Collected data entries
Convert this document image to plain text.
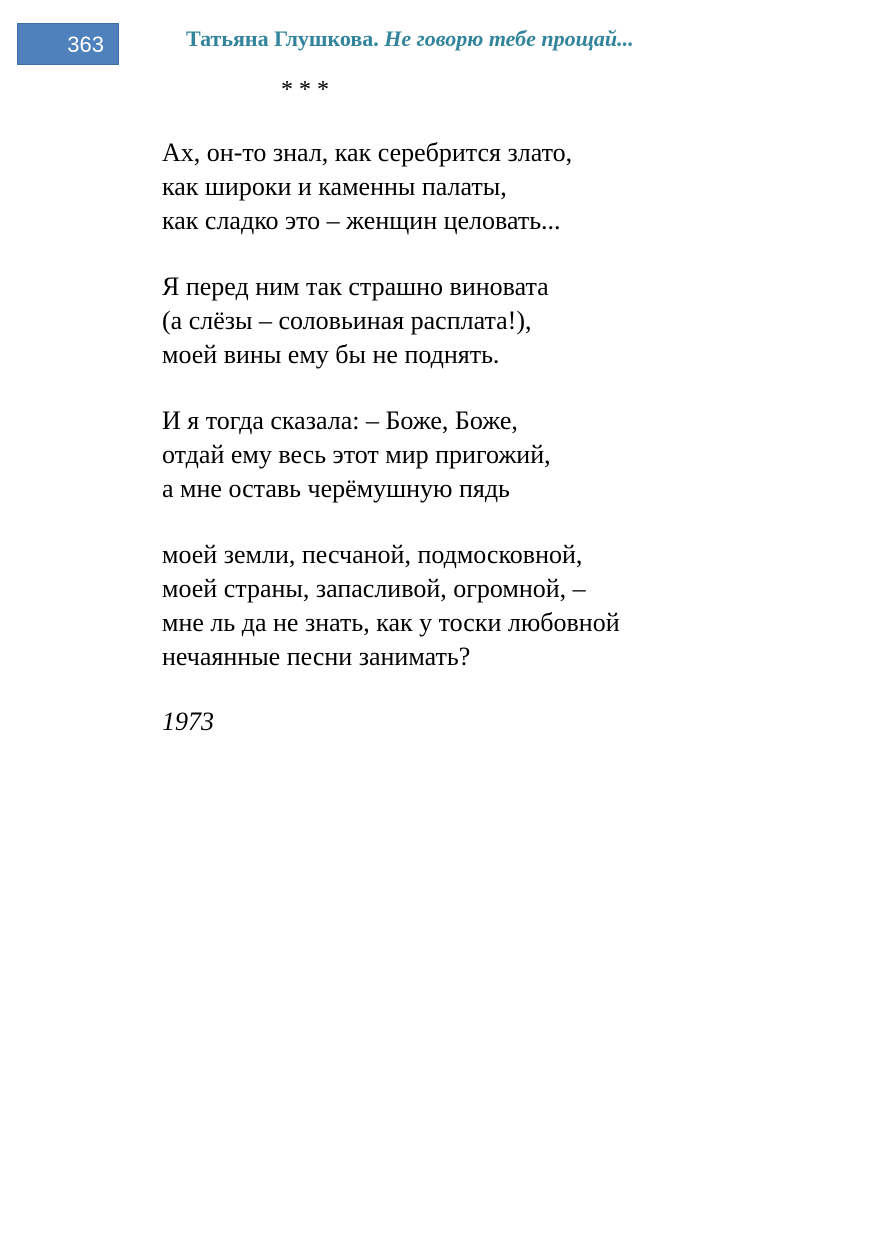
363	Татьяна Глушкова. Не говорю тебе прощай...
* * *
Ах, он-то знал, как серебрится злато,
как широки и каменны палаты,
как сладко это – женщин целовать...
Я перед ним так страшно виновата
(а слёзы – соловьиная расплата!),
моей вины ему бы не поднять.
И я тогда сказала: – Боже, Боже,
отдай ему весь этот мир пригожий,
а мне оставь черёмушную пядь
моей земли, песчаной, подмосковной,
моей страны, запасливой, огромной, –
мне ль да не знать, как у тоски любовной
нечаянные песни занимать?
1973
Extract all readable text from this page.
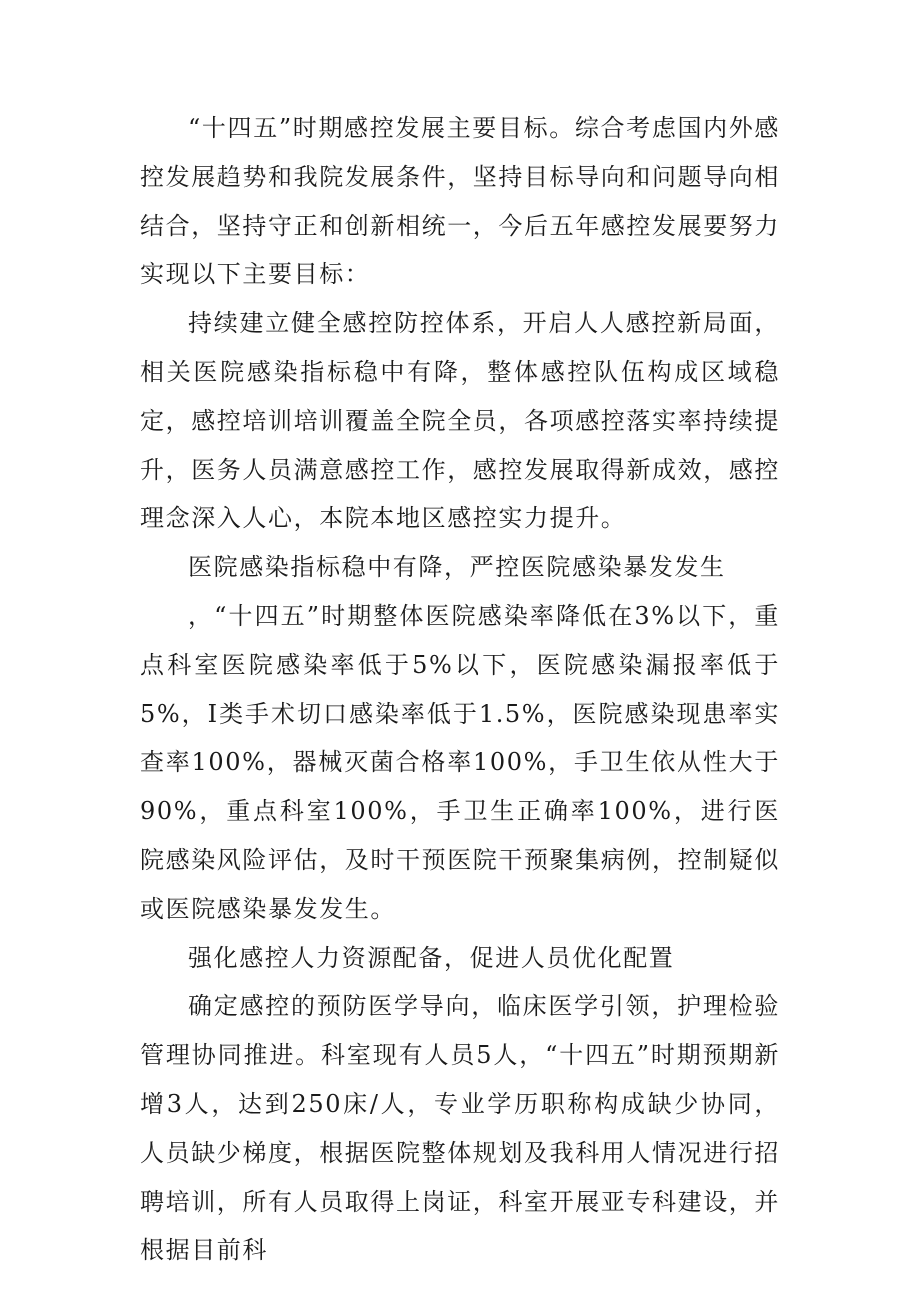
“十四五”时期感控发展主要目标。综合考虑国内外感控发展趋势和我院发展条件，坚持目标导向和问题导向相结合，坚持守正和创新相统一，今后五年感控发展要努力实现以下主要目标：

持续建立健全感控防控体系，开启人人感控新局面，相关医院感染指标稳中有降，整体感控队伍构成区域稳定，感控培训培训覆盖全院全员，各项感控落实率持续提升，医务人员满意感控工作，感控发展取得新成效，感控理念深入人心，本院本地区感控实力提升。

医院感染指标稳中有降，严控医院感染暴发发生

，“十四五”时期整体医院感染率降低在3%以下，重点科室医院感染率低于5%以下，医院感染漏报率低于5%，I类手术切口感染率低于1.5%，医院感染现患率实查率100%，器械灭菌合格率100%，手卫生依从性大于90%，重点科室100%，手卫生正确率100%，进行医院感染风险评估，及时干预医院干预聚集病例，控制疑似或医院感染暴发发生。

强化感控人力资源配备，促进人员优化配置

确定感控的预防医学导向，临床医学引领，护理检验管理协同推进。科室现有人员5人，“十四五”时期预期新增3人，达到250床/人，专业学历职称构成缺少协同，人员缺少梯度，根据医院整体规划及我科用人情况进行招聘培训，所有人员取得上岗证，科室开展亚专科建设，并根据目前科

### What is needed:
Search the data above for the word "моей", then gather each line in which it appears.

### The response:
моей вины ему бы не поднять.
моей земли, песчаной, подмосковной,
моей страны, запасливой, огромной, –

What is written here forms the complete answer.